Extracted data entries
START
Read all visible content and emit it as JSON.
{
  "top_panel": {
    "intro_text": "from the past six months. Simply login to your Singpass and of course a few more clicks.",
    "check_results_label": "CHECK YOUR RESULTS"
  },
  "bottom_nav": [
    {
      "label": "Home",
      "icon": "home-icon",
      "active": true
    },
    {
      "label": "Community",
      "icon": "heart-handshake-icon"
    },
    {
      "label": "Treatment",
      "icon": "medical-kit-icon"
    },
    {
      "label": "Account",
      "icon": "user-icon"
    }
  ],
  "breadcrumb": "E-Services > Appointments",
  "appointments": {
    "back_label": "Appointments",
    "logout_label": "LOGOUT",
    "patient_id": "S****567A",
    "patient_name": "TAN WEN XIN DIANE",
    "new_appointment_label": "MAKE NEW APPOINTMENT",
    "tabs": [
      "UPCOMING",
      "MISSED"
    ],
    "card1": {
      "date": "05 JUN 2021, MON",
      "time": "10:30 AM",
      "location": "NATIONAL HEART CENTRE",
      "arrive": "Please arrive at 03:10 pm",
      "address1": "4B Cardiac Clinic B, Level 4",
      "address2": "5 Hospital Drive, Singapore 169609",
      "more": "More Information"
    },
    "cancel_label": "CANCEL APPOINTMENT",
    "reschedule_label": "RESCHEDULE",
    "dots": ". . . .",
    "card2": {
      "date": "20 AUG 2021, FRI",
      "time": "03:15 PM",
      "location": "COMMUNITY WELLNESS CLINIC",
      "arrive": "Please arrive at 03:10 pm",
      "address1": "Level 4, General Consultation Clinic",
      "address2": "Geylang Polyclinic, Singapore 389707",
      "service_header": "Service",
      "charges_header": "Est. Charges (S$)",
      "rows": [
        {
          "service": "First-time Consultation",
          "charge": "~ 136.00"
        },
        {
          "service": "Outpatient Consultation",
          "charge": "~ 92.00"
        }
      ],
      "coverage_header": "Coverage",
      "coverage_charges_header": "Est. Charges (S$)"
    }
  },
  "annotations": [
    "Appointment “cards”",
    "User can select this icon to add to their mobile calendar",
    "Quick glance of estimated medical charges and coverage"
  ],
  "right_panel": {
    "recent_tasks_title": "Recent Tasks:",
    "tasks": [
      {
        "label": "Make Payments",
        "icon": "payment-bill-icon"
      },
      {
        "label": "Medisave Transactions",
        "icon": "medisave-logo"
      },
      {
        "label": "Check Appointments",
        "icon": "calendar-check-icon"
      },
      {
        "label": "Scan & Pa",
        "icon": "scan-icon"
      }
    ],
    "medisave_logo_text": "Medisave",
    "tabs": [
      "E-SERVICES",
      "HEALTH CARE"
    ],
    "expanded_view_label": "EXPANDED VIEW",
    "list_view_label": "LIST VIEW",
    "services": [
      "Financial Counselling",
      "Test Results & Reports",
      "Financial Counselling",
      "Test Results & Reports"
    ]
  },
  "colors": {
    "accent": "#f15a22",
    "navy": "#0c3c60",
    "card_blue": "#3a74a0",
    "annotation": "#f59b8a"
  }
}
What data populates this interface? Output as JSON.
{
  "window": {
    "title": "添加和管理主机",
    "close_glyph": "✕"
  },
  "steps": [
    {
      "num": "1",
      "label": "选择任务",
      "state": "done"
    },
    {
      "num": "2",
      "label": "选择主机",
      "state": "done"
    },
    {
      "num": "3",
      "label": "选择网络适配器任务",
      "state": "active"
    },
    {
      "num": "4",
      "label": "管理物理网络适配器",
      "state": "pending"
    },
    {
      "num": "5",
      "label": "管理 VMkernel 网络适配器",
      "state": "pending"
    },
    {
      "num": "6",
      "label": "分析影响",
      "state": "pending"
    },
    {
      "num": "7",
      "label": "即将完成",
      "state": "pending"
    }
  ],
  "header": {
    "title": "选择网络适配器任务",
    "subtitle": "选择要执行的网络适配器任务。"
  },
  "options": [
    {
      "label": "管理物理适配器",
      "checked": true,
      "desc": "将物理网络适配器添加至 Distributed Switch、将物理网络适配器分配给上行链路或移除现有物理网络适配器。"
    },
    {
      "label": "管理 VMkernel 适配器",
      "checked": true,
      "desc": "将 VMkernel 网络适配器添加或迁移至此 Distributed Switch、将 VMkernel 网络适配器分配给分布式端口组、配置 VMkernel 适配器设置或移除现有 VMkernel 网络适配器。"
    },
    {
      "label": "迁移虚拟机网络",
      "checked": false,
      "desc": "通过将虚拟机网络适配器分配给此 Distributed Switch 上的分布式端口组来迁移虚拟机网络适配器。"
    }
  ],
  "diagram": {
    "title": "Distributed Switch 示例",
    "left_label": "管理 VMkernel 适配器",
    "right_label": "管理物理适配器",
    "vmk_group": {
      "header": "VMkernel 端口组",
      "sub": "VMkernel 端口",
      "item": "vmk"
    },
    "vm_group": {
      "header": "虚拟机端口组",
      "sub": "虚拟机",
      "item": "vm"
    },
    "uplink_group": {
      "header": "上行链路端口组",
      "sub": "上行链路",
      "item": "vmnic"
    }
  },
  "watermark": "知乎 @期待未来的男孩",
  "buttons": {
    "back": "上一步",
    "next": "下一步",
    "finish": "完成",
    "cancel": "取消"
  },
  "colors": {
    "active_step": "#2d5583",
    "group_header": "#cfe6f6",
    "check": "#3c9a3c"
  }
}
END
Task requirements — Output all of the data again. Match it exactly.

Answer to this exercise —
Read all visible content and emit it as JSON.
{
  "top_panel": {
    "intro_text": "from the past six months. Simply login to your Singpass and of course a few more clicks.",
    "check_results_label": "CHECK YOUR RESULTS"
  },
  "bottom_nav": [
    {
      "label": "Home",
      "icon": "home-icon",
      "active": true
    },
    {
      "label": "Community",
      "icon": "heart-handshake-icon"
    },
    {
      "label": "Treatment",
      "icon": "medical-kit-icon"
    },
    {
      "label": "Account",
      "icon": "user-icon"
    }
  ],
  "breadcrumb": "E-Services > Appointments",
  "appointments": {
    "back_label": "Appointments",
    "logout_label": "LOGOUT",
    "patient_id": "S****567A",
    "patient_name": "TAN WEN XIN DIANE",
    "new_appointment_label": "MAKE NEW APPOINTMENT",
    "tabs": [
      "UPCOMING",
      "MISSED"
    ],
    "card1": {
      "date": "05 JUN 2021, MON",
      "time": "10:30 AM",
      "location": "NATIONAL HEART CENTRE",
      "arrive": "Please arrive at 03:10 pm",
      "address1": "4B Cardiac Clinic B, Level 4",
      "address2": "5 Hospital Drive, Singapore 169609",
      "more": "More Information"
    },
    "cancel_label": "CANCEL APPOINTMENT",
    "reschedule_label": "RESCHEDULE",
    "dots": ". . . .",
    "card2": {
      "date": "20 AUG 2021, FRI",
      "time": "03:15 PM",
      "location": "COMMUNITY WELLNESS CLINIC",
      "arrive": "Please arrive at 03:10 pm",
      "address1": "Level 4, General Consultation Clinic",
      "address2": "Geylang Polyclinic, Singapore 389707",
      "service_header": "Service",
      "charges_header": "Est. Charges (S$)",
      "rows": [
        {
          "service": "First-time Consultation",
          "charge": "~ 136.00"
        },
        {
          "service": "Outpatient Consultation",
          "charge": "~ 92.00"
        }
      ],
      "coverage_header": "Coverage",
      "coverage_charges_header": "Est. Charges (S$)"
    }
  },
  "annotations": [
    "Appointment “cards”",
    "User can select this icon to add to their mobile calendar",
    "Quick glance of estimated medical charges and coverage"
  ],
  "right_panel": {
    "recent_tasks_title": "Recent Tasks:",
    "tasks": [
      {
        "label": "Make Payments",
        "icon": "payment-bill-icon"
      },
      {
        "label": "Medisave Transactions",
        "icon": "medisave-logo"
      },
      {
        "label": "Check Appointments",
        "icon": "calendar-check-icon"
      },
      {
        "label": "Scan & Pa",
        "icon": "scan-icon"
      }
    ],
    "medisave_logo_text": "Medisave",
    "tabs": [
      "E-SERVICES",
      "HEALTH CARE"
    ],
    "expanded_view_label": "EXPANDED VIEW",
    "list_view_label": "LIST VIEW",
    "services": [
      "Financial Counselling",
      "Test Results & Reports",
      "Financial Counselling",
      "Test Results & Reports"
    ]
  },
  "colors": {
    "accent": "#f15a22",
    "navy": "#0c3c60",
    "card_blue": "#3a74a0",
    "annotation": "#f59b8a"
  }
}
What data populates this interface? Output as JSON.
{
  "window": {
    "title": "添加和管理主机",
    "close_glyph": "✕"
  },
  "steps": [
    {
      "num": "1",
      "label": "选择任务",
      "state": "done"
    },
    {
      "num": "2",
      "label": "选择主机",
      "state": "done"
    },
    {
      "num": "3",
      "label": "选择网络适配器任务",
      "state": "active"
    },
    {
      "num": "4",
      "label": "管理物理网络适配器",
      "state": "pending"
    },
    {
      "num": "5",
      "label": "管理 VMkernel 网络适配器",
      "state": "pending"
    },
    {
      "num": "6",
      "label": "分析影响",
      "state": "pending"
    },
    {
      "num": "7",
      "label": "即将完成",
      "state": "pending"
    }
  ],
  "header": {
    "title": "选择网络适配器任务",
    "subtitle": "选择要执行的网络适配器任务。"
  },
  "options": [
    {
      "label": "管理物理适配器",
      "checked": true,
      "desc": "将物理网络适配器添加至 Distributed Switch、将物理网络适配器分配给上行链路或移除现有物理网络适配器。"
    },
    {
      "label": "管理 VMkernel 适配器",
      "checked": true,
      "desc": "将 VMkernel 网络适配器添加或迁移至此 Distributed Switch、将 VMkernel 网络适配器分配给分布式端口组、配置 VMkernel 适配器设置或移除现有 VMkernel 网络适配器。"
    },
    {
      "label": "迁移虚拟机网络",
      "checked": false,
      "desc": "通过将虚拟机网络适配器分配给此 Distributed Switch 上的分布式端口组来迁移虚拟机网络适配器。"
    }
  ],
  "diagram": {
    "title": "Distributed Switch 示例",
    "left_label": "管理 VMkernel 适配器",
    "right_label": "管理物理适配器",
    "vmk_group": {
      "header": "VMkernel 端口组",
      "sub": "VMkernel 端口",
      "item": "vmk"
    },
    "vm_group": {
      "header": "虚拟机端口组",
      "sub": "虚拟机",
      "item": "vm"
    },
    "uplink_group": {
      "header": "上行链路端口组",
      "sub": "上行链路",
      "item": "vmnic"
    }
  },
  "watermark": "知乎 @期待未来的男孩",
  "buttons": {
    "back": "上一步",
    "next": "下一步",
    "finish": "完成",
    "cancel": "取消"
  },
  "colors": {
    "active_step": "#2d5583",
    "group_header": "#cfe6f6",
    "check": "#3c9a3c"
  }
}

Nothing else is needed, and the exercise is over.